## [Dataset entries]
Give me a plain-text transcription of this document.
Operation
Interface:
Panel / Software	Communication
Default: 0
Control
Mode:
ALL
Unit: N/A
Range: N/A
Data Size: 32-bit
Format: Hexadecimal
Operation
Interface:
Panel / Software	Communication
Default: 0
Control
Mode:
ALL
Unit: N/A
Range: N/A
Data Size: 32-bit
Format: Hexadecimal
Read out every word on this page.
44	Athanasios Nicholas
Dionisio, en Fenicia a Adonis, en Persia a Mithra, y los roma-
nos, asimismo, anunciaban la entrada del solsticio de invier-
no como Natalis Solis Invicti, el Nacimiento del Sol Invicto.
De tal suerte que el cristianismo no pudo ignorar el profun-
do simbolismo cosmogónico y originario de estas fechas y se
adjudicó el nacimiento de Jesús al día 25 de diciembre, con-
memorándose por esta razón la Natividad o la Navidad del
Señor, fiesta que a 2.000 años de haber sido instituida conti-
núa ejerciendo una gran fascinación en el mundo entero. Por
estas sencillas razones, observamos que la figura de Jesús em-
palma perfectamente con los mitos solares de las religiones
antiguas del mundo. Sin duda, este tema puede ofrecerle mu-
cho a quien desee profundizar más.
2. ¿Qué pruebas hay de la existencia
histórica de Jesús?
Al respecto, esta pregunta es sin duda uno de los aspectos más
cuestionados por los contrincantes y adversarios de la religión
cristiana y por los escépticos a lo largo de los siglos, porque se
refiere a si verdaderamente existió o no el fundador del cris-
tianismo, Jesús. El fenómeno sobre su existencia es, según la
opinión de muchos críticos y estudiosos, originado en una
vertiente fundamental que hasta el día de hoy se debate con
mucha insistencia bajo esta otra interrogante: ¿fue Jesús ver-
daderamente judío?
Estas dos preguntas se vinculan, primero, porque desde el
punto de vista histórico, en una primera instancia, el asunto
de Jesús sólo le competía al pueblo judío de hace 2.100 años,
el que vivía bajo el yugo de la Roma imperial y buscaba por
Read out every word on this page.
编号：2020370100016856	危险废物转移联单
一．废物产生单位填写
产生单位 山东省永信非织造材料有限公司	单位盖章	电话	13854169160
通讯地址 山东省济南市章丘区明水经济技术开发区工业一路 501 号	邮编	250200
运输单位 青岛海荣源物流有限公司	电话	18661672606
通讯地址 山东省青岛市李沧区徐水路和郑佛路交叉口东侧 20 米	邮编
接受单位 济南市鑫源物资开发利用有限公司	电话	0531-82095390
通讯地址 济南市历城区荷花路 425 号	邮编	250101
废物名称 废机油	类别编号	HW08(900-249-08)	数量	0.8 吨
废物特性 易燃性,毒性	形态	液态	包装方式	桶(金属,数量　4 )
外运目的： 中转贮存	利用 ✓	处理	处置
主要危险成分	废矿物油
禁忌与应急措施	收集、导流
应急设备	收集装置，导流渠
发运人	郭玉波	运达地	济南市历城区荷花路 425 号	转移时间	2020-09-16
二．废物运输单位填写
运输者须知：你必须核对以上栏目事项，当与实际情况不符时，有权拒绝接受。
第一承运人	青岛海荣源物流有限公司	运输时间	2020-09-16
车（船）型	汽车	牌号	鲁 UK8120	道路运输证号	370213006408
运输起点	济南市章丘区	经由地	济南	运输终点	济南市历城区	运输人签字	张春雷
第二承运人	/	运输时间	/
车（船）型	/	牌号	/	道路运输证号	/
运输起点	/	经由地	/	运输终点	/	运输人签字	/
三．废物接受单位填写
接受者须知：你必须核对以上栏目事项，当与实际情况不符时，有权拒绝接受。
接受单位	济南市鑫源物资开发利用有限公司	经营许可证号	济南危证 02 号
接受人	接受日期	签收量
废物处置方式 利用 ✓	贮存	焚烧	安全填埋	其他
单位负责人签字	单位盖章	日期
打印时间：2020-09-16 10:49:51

## [Stated exercise]
Exactly reproduce every line found in the records.

## [Response]
Give me a plain-text transcription of this document.
Operation
Interface:
Panel / Software	Communication
Default: 0
Control
Mode:
ALL
Unit: N/A
Range: N/A
Data Size: 32-bit
Format: Hexadecimal
Operation
Interface:
Panel / Software	Communication
Default: 0
Control
Mode:
ALL
Unit: N/A
Range: N/A
Data Size: 32-bit
Format: Hexadecimal
Read out every word on this page.
44	Athanasios Nicholas
Dionisio, en Fenicia a Adonis, en Persia a Mithra, y los roma-
nos, asimismo, anunciaban la entrada del solsticio de invier-
no como Natalis Solis Invicti, el Nacimiento del Sol Invicto.
De tal suerte que el cristianismo no pudo ignorar el profun-
do simbolismo cosmogónico y originario de estas fechas y se
adjudicó el nacimiento de Jesús al día 25 de diciembre, con-
memorándose por esta razón la Natividad o la Navidad del
Señor, fiesta que a 2.000 años de haber sido instituida conti-
núa ejerciendo una gran fascinación en el mundo entero. Por
estas sencillas razones, observamos que la figura de Jesús em-
palma perfectamente con los mitos solares de las religiones
antiguas del mundo. Sin duda, este tema puede ofrecerle mu-
cho a quien desee profundizar más.
2. ¿Qué pruebas hay de la existencia
histórica de Jesús?
Al respecto, esta pregunta es sin duda uno de los aspectos más
cuestionados por los contrincantes y adversarios de la religión
cristiana y por los escépticos a lo largo de los siglos, porque se
refiere a si verdaderamente existió o no el fundador del cris-
tianismo, Jesús. El fenómeno sobre su existencia es, según la
opinión de muchos críticos y estudiosos, originado en una
vertiente fundamental que hasta el día de hoy se debate con
mucha insistencia bajo esta otra interrogante: ¿fue Jesús ver-
daderamente judío?
Estas dos preguntas se vinculan, primero, porque desde el
punto de vista histórico, en una primera instancia, el asunto
de Jesús sólo le competía al pueblo judío de hace 2.100 años,
el que vivía bajo el yugo de la Roma imperial y buscaba por
Read out every word on this page.
编号：2020370100016856	危险废物转移联单
一．废物产生单位填写
产生单位 山东省永信非织造材料有限公司	单位盖章	电话	13854169160
通讯地址 山东省济南市章丘区明水经济技术开发区工业一路 501 号	邮编	250200
运输单位 青岛海荣源物流有限公司	电话	18661672606
通讯地址 山东省青岛市李沧区徐水路和郑佛路交叉口东侧 20 米	邮编
接受单位 济南市鑫源物资开发利用有限公司	电话	0531-82095390
通讯地址 济南市历城区荷花路 425 号	邮编	250101
废物名称 废机油	类别编号	HW08(900-249-08)	数量	0.8 吨
废物特性 易燃性,毒性	形态	液态	包装方式	桶(金属,数量　4 )
外运目的： 中转贮存	利用 ✓	处理	处置
主要危险成分	废矿物油
禁忌与应急措施	收集、导流
应急设备	收集装置，导流渠
发运人	郭玉波	运达地	济南市历城区荷花路 425 号	转移时间	2020-09-16
二．废物运输单位填写
运输者须知：你必须核对以上栏目事项，当与实际情况不符时，有权拒绝接受。
第一承运人	青岛海荣源物流有限公司	运输时间	2020-09-16
车（船）型	汽车	牌号	鲁 UK8120	道路运输证号	370213006408
运输起点	济南市章丘区	经由地	济南	运输终点	济南市历城区	运输人签字	张春雷
第二承运人	/	运输时间	/
车（船）型	/	牌号	/	道路运输证号	/
运输起点	/	经由地	/	运输终点	/	运输人签字	/
三．废物接受单位填写
接受者须知：你必须核对以上栏目事项，当与实际情况不符时，有权拒绝接受。
接受单位	济南市鑫源物资开发利用有限公司	经营许可证号	济南危证 02 号
接受人	接受日期	签收量
废物处置方式 利用 ✓	贮存	焚烧	安全填埋	其他
单位负责人签字	单位盖章	日期
打印时间：2020-09-16 10:49:51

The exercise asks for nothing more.